Data shown:
============================================================

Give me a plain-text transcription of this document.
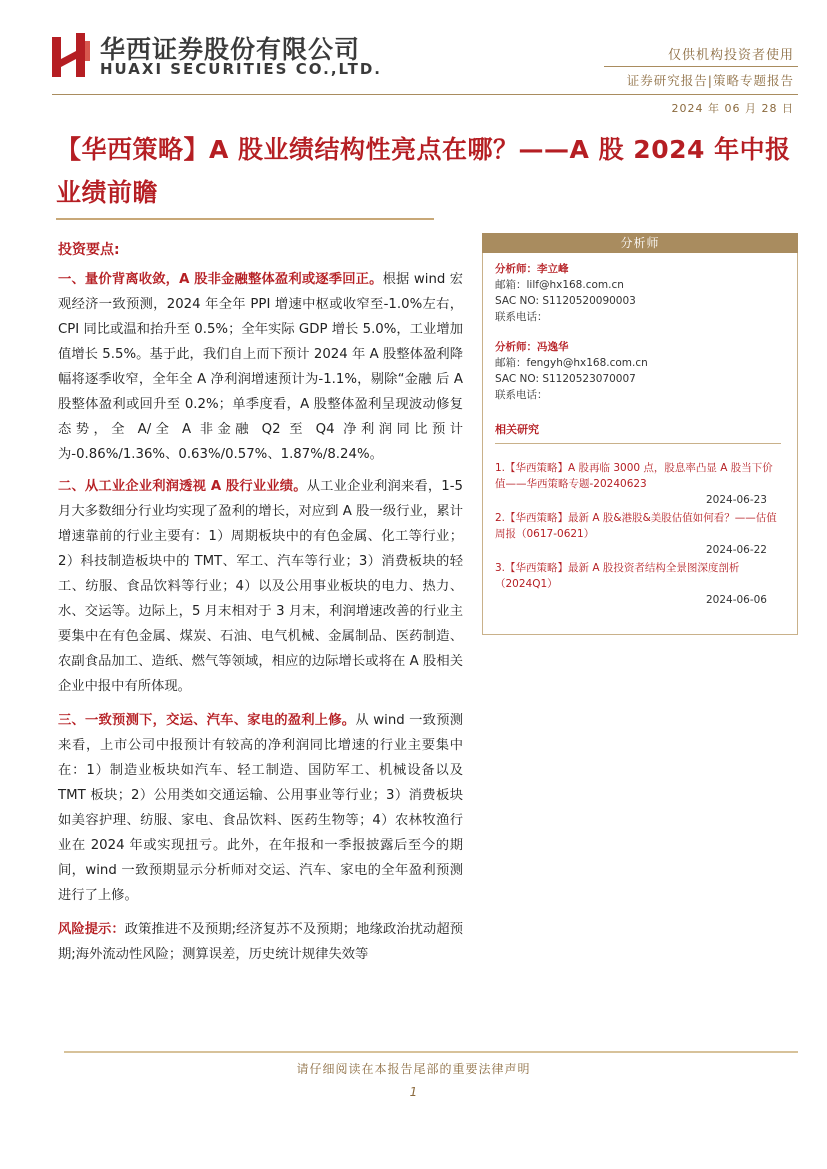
华西证券股份有限公司
HUAXI SECURITIES CO.,LTD.
仅供机构投资者使用
证券研究报告|策略专题报告
2024 年 06 月 28 日
【华西策略】A 股业绩结构性亮点在哪？——A 股 2024 年中报业绩前瞻
投资要点:

一、量价背离收敛，A 股非金融整体盈利或逐季回正。根据 wind 宏观经济一致预测，2024 年全年 PPI 增速中枢或收窄至-1.0%左右，CPI 同比或温和抬升至 0.5%；全年实际 GDP 增长 5.0%，工业增加值增长 5.5%。基于此，我们自上而下预计 2024 年 A 股整体盈利降幅将逐季收窄，全年全 A 净利润增速预计为-1.1%，剔除“金融 后 A 股整体盈利或回升至 0.2%；单季度看，A 股整体盈利呈现波动修复态势，全 A/全 A 非金融 Q2 至 Q4 净利润同比预计为-0.86%/1.36%、0.63%/0.57%、1.87%/8.24%。

二、从工业企业利润透视 A 股行业业绩。从工业企业利润来看，1-5 月大多数细分行业均实现了盈利的增长，对应到 A 股一级行业，累计增速靠前的行业主要有：1）周期板块中的有色金属、化工等行业；2）科技制造板块中的 TMT、军工、汽车等行业；3）消费板块的轻工、纺服、食品饮料等行业；4）以及公用事业板块的电力、热力、水、交运等。边际上，5 月末相对于 3 月末，利润增速改善的行业主要集中在有色金属、煤炭、石油、电气机械、金属制品、医药制造、农副食品加工、造纸、燃气等领域，相应的边际增长或将在 A 股相关企业中报中有所体现。

三、一致预测下，交运、汽车、家电的盈利上修。从 wind 一致预测来看，上市公司中报预计有较高的净利润同比增速的行业主要集中在：1）制造业板块如汽车、轻工制造、国防军工、机械设备以及 TMT 板块；2）公用类如交通运输、公用事业等行业；3）消费板块如美容护理、纺服、家电、食品饮料、医药生物等；4）农林牧渔行业在 2024 年或实现扭亏。此外，在年报和一季报披露后至今的期间，wind 一致预期显示分析师对交运、汽车、家电的全年盈利预测进行了上修。

风险提示：政策推进不及预期;经济复苏不及预期；地缘政治扰动超预期;海外流动性风险；测算误差，历史统计规律失效等

分析师
分析师：李立峰
邮箱：lilf@hx168.com.cn
SAC NO: S1120520090003
联系电话：
分析师：冯逸华
邮箱：fengyh@hx168.com.cn
SAC NO: S1120523070007
联系电话：
相关研究
1.【华西策略】A 股再临 3000 点，股息率凸显 A 股当下价值——华西策略专题-20240623
2024-06-23
2.【华西策略】最新 A 股&港股&美股估值如何看？——估值周报（0617-0621）
2024-06-22
3.【华西策略】最新 A 股投资者结构全景图深度剖析（2024Q1）
2024-06-06
请仔细阅读在本报告尾部的重要法律声明
1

============================================================

In the listing above, find the lines holding the word "wind" and copy them.

The result:
一、量价背离收敛，A 股非金融整体盈利或逐季回正。根据 wind 宏观经济一致预测，2024 年全年 PPI 增速中枢或收窄至-1.0%左右，CPI 同比或温和抬升至 0.5%；全年实际 GDP 增长 5.0%，工业增加值增长 5.5%。基于此，我们自上而下预计 2024 年 A 股整体盈利降幅将逐季收窄，全年全 A 净利润增速预计为-1.1%，剔除“金融 后 A 股整体盈利或回升至 0.2%；单季度看，A 股整体盈利呈现波动修复态势，全 A/全 A 非金融 Q2 至 Q4 净利润同比预计为-0.86%/1.36%、0.63%/0.57%、1.87%/8.24%。
三、一致预测下，交运、汽车、家电的盈利上修。从 wind 一致预测来看，上市公司中报预计有较高的净利润同比增速的行业主要集中在：1）制造业板块如汽车、轻工制造、国防军工、机械设备以及 TMT 板块；2）公用类如交通运输、公用事业等行业；3）消费板块如美容护理、纺服、家电、食品饮料、医药生物等；4）农林牧渔行业在 2024 年或实现扭亏。此外，在年报和一季报披露后至今的期间，wind 一致预期显示分析师对交运、汽车、家电的全年盈利预测进行了上修。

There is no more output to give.